### Your task
Give every line from the entries that contains "build".

┄┄┄┄┄┄┄┄┄┄

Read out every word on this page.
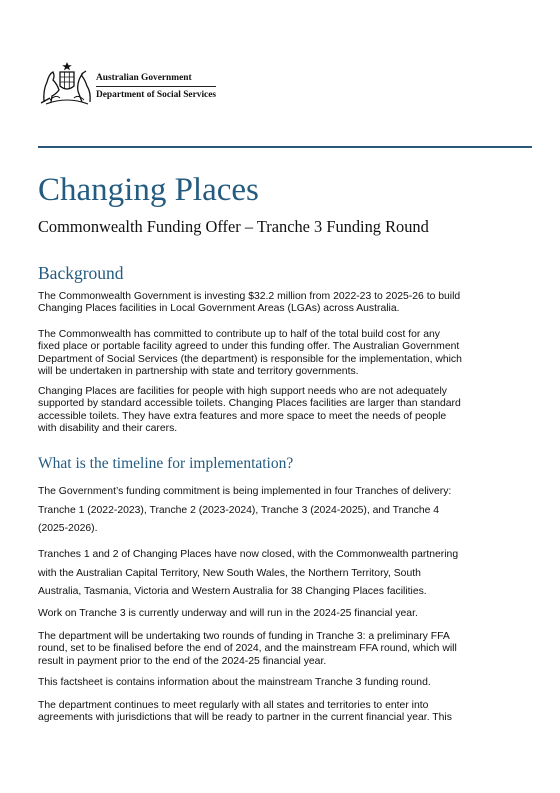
Australian Government
Department of Social Services
Changing Places
Commonwealth Funding Offer – Tranche 3 Funding Round
Background

The Commonwealth Government is investing $32.2 million from 2022-23 to 2025-26 to build
Changing Places facilities in Local Government Areas (LGAs) across Australia.

The Commonwealth has committed to contribute up to half of the total build cost for any
fixed place or portable facility agreed to under this funding offer. The Australian Government
Department of Social Services (the department) is responsible for the implementation, which
will be undertaken in partnership with state and territory governments.

Changing Places are facilities for people with high support needs who are not adequately
supported by standard accessible toilets. Changing Places facilities are larger than standard
accessible toilets. They have extra features and more space to meet the needs of people
with disability and their carers.

What is the timeline for implementation?

The Government’s funding commitment is being implemented in four Tranches of delivery:
Tranche 1 (2022-2023), Tranche 2 (2023-2024), Tranche 3 (2024-2025), and Tranche 4
(2025-2026).

Tranches 1 and 2 of Changing Places have now closed, with the Commonwealth partnering
with the Australian Capital Territory, New South Wales, the Northern Territory, South
Australia, Tasmania, Victoria and Western Australia for 38 Changing Places facilities.

Work on Tranche 3 is currently underway and will run in the 2024-25 financial year.

The department will be undertaking two rounds of funding in Tranche 3: a preliminary FFA
round, set to be finalised before the end of 2024, and the mainstream FFA round, which will
result in payment prior to the end of the 2024-25 financial year.

This factsheet is contains information about the mainstream Tranche 3 funding round.

The department continues to meet regularly with all states and territories to enter into
agreements with jurisdictions that will be ready to partner in the current financial year. This
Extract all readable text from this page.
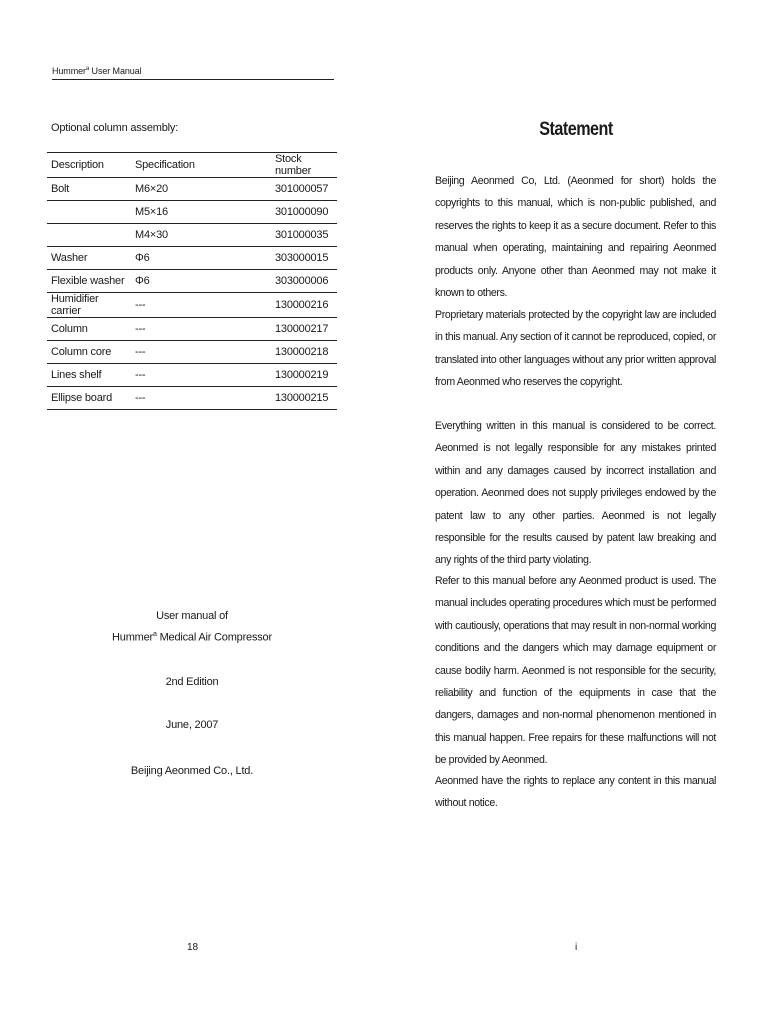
Hummer$^a$ User Manual
Optional column assembly:
Description	Specification	Stock number
Bolt	M6×20	301000057
	M5×16	301000090
	M4×30	301000035
Washer	Φ6	303000015
Flexible washer	Φ6	303000006
Humidifier carrier	---	130000216
Column	---	130000217
Column core	---	130000218
Lines shelf	---	130000219
Ellipse board	---	130000215
User manual of
Hummer$^a$ Medical Air Compressor
2nd Edition
June, 2007
Beijing Aeonmed Co., Ltd.
18
Statement
Beijing Aeonmed Co, Ltd. (Aeonmed for short) holds the copyrights to this manual, which is non-public published, and reserves the rights to keep it as a secure document. Refer to this manual when operating, maintaining and repairing Aeonmed products only. Anyone other than Aeonmed may not make it known to others.
Proprietary materials protected by the copyright law are included in this manual. Any section of it cannot be reproduced, copied, or translated into other languages without any prior written approval from Aeonmed who reserves the copyright.
Everything written in this manual is considered to be correct. Aeonmed is not legally responsible for any mistakes printed within and any damages caused by incorrect installation and operation. Aeonmed does not supply privileges endowed by the patent law to any other parties. Aeonmed is not legally responsible for the results caused by patent law breaking and any rights of the third party violating.
Refer to this manual before any Aeonmed product is used. The manual includes operating procedures which must be performed with cautiously, operations that may result in non-normal working conditions and the dangers which may damage equipment or cause bodily harm. Aeonmed is not responsible for the security, reliability and function of the equipments in case that the dangers, damages and non-normal phenomenon mentioned in this manual happen. Free repairs for these malfunctions will not be provided by Aeonmed.
Aeonmed have the rights to replace any content in this manual without notice.
i
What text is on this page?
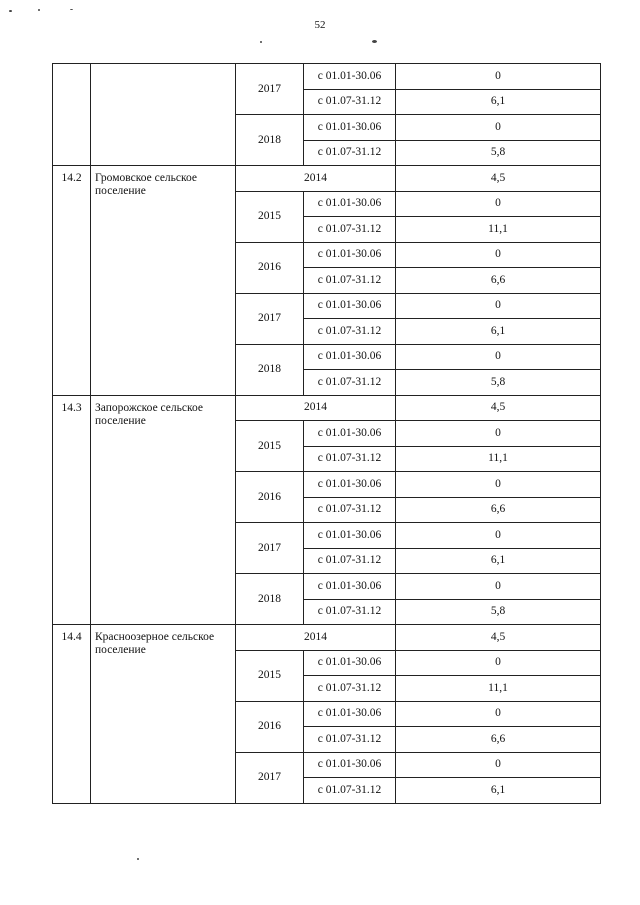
52
		2017	с 01.01-30.06	0
			с 01.07-31.12	6,1
		2018	с 01.01-30.06	0
			с 01.07-31.12	5,8
14.2	Громовское сельское поселение	2014		4,5
		2015	с 01.01-30.06	0
			с 01.07-31.12	11,1
		2016	с 01.01-30.06	0
			с 01.07-31.12	6,6
		2017	с 01.01-30.06	0
			с 01.07-31.12	6,1
		2018	с 01.01-30.06	0
			с 01.07-31.12	5,8
14.3	Запорожское сельское поселение	2014		4,5
		2015	с 01.01-30.06	0
			с 01.07-31.12	11,1
		2016	с 01.01-30.06	0
			с 01.07-31.12	6,6
		2017	с 01.01-30.06	0
			с 01.07-31.12	6,1
		2018	с 01.01-30.06	0
			с 01.07-31.12	5,8
14.4	Красноозерное сельское поселение	2014		4,5
		2015	с 01.01-30.06	0
			с 01.07-31.12	11,1
		2016	с 01.01-30.06	0
			с 01.07-31.12	6,6
		2017	с 01.01-30.06	0
			с 01.07-31.12	6,1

┄┄┄┄┄┄┄┄┄┄

### Finished answer
The Commonwealth Government is investing $32.2 million from 2022-23 to 2025-26 to build
The Commonwealth has committed to contribute up to half of the total build cost for any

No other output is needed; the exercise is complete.